[START OF Stored records]

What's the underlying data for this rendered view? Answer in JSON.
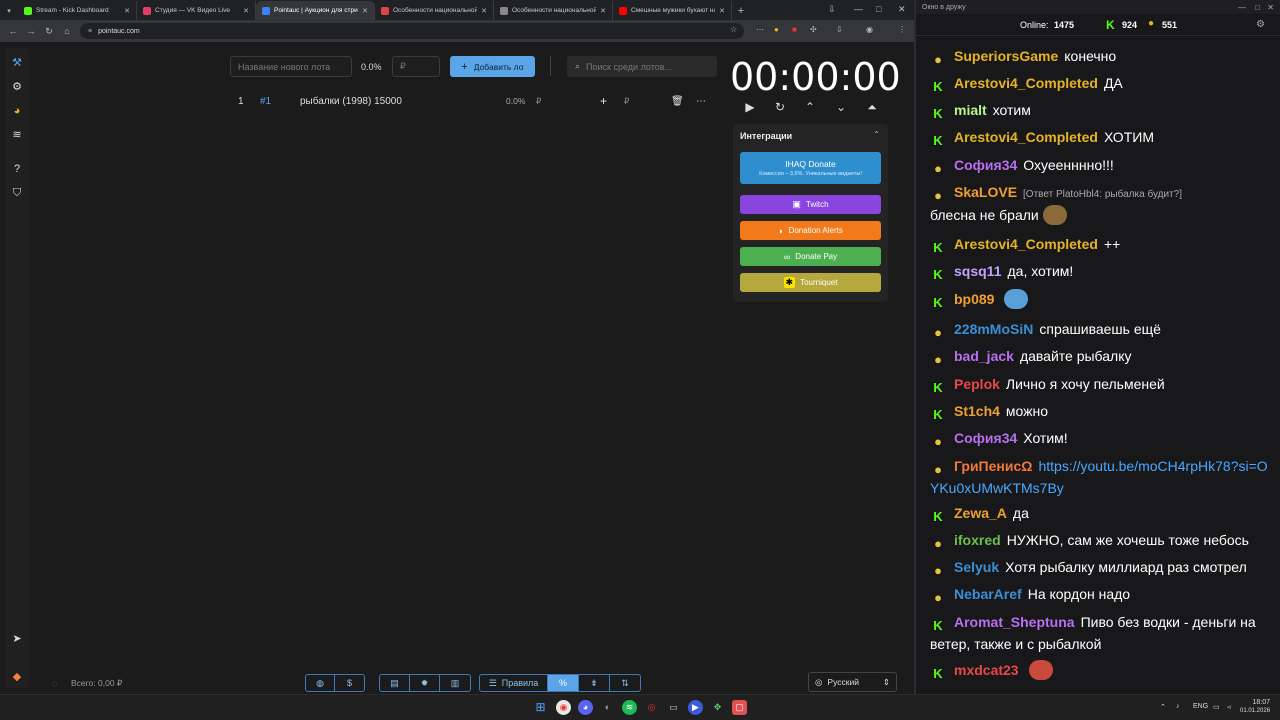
{
  "browser": {
    "tabs": [
      {
        "title": "Stream - Kick Dashboard",
        "color": "#53fc18"
      },
      {
        "title": "Студия — VK Видео Live",
        "color": "#e33b6a"
      },
      {
        "title": "Pointauc | Аукцион для стримеров",
        "color": "#3b82f6",
        "active": true
      },
      {
        "title": "Особенности национальной рыбалки",
        "color": "#d44"
      },
      {
        "title": "Особенности национальной рыбалки",
        "color": "#888"
      },
      {
        "title": "Смешные мужики бухают на рыбалке",
        "color": "#f00"
      }
    ],
    "url": "pointauc.com",
    "new_tab": "+",
    "tab_close": "✕"
  },
  "app": {
    "new_lot_placeholder": "Название нового лота",
    "percent": "0.0%",
    "amount_placeholder": "₽",
    "add_button": "Добавить лот",
    "search_placeholder": "Поиск среди лотов...",
    "lot": {
      "index": "1",
      "id": "#1",
      "name": "рыбалки (1998) 15000",
      "percent": "0.0%",
      "currency": "₽"
    },
    "timer": "00:00:00",
    "integrations": {
      "title": "Интеграции",
      "ihaq": {
        "label": "IHAQ Donate",
        "sub": "Комиссия – 3,5%. Уникальные виджеты!"
      },
      "twitch": "Twitch",
      "donation_alerts": "Donation Alerts",
      "donate_pay": "Donate Pay",
      "tourniquet": "Tourniquet"
    },
    "total": "Всего: 0,00 ₽",
    "rules": "Правила",
    "language": "Русский"
  },
  "chat": {
    "window_title": "Окно в дружу",
    "online_label": "Online:",
    "online": "1475",
    "kick_count": "924",
    "other_count": "551",
    "messages": [
      {
        "badge": "s",
        "name": "SuperiorsGame",
        "color": "#e6b422",
        "text": "конечно"
      },
      {
        "badge": "k",
        "name": "Arestovi4_Completed",
        "color": "#e6b422",
        "text": "ДА"
      },
      {
        "badge": "k",
        "name": "mialt",
        "color": "#b8f58a",
        "text": "хотим"
      },
      {
        "badge": "k",
        "name": "Arestovi4_Completed",
        "color": "#e6b422",
        "text": "ХОТИМ"
      },
      {
        "badge": "s",
        "name": "София34",
        "color": "#b96ff0",
        "text": "Охуеенннно!!!"
      },
      {
        "badge": "s",
        "name": "SkaLOVE",
        "color": "#f0a030",
        "reply": "[Ответ PlatoHbl4: рыбалка будит?]",
        "text": "блесна не брали"
      },
      {
        "badge": "k",
        "name": "Arestovi4_Completed",
        "color": "#e6b422",
        "text": "++"
      },
      {
        "badge": "k",
        "name": "sqsq11",
        "color": "#c5a0ff",
        "text": "да, хотим!"
      },
      {
        "badge": "k",
        "name": "bp089",
        "color": "#f0a030",
        "text": ""
      },
      {
        "badge": "s",
        "name": "228mMoSiN",
        "color": "#3a8fd6",
        "text": "спрашиваешь ещё"
      },
      {
        "badge": "s",
        "name": "bad_jack",
        "color": "#b96ff0",
        "text": "давайте рыбалку"
      },
      {
        "badge": "k",
        "name": "Peplok",
        "color": "#e84848",
        "text": "Лично я хочу пельменей"
      },
      {
        "badge": "k",
        "name": "St1ch4",
        "color": "#f0a030",
        "text": "можно"
      },
      {
        "badge": "s",
        "name": "София34",
        "color": "#b96ff0",
        "text": "Хотим!"
      },
      {
        "badge": "s",
        "name": "ГриПенисΩ",
        "color": "#f07a3a",
        "link": "https://youtu.be/moCH4rpHk78?si=OYKu0xUMwKTMs7By",
        "text": ""
      },
      {
        "badge": "k",
        "name": "Zewa_A",
        "color": "#f0a030",
        "text": "да"
      },
      {
        "badge": "s",
        "name": "ifoxred",
        "color": "#6cc04a",
        "text": "НУЖНО, сам же хочешь тоже небось"
      },
      {
        "badge": "s",
        "name": "Selyuk",
        "color": "#3a8fd6",
        "text": "Хотя рыбалку миллиард раз смотрел"
      },
      {
        "badge": "s",
        "name": "NebarAref",
        "color": "#3a8fd6",
        "text": "На кордон надо"
      },
      {
        "badge": "k",
        "name": "Aromat_Sheptuna",
        "color": "#b96ff0",
        "text": "Пиво без водки - деньги на ветер, также и с рыбалкой"
      },
      {
        "badge": "k",
        "name": "mxdcat23",
        "color": "#e84848",
        "text": ""
      }
    ]
  },
  "taskbar": {
    "lang": "ENG",
    "time": "18:07",
    "date": "01.01.2026"
  }
}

[END OF Stored records]

■ **Written problem**:
Which lines include "Donate"? Copy each of them out.

■ **Result below**:
        "label": "IHAQ Donate",
      "donate_pay": "Donate Pay",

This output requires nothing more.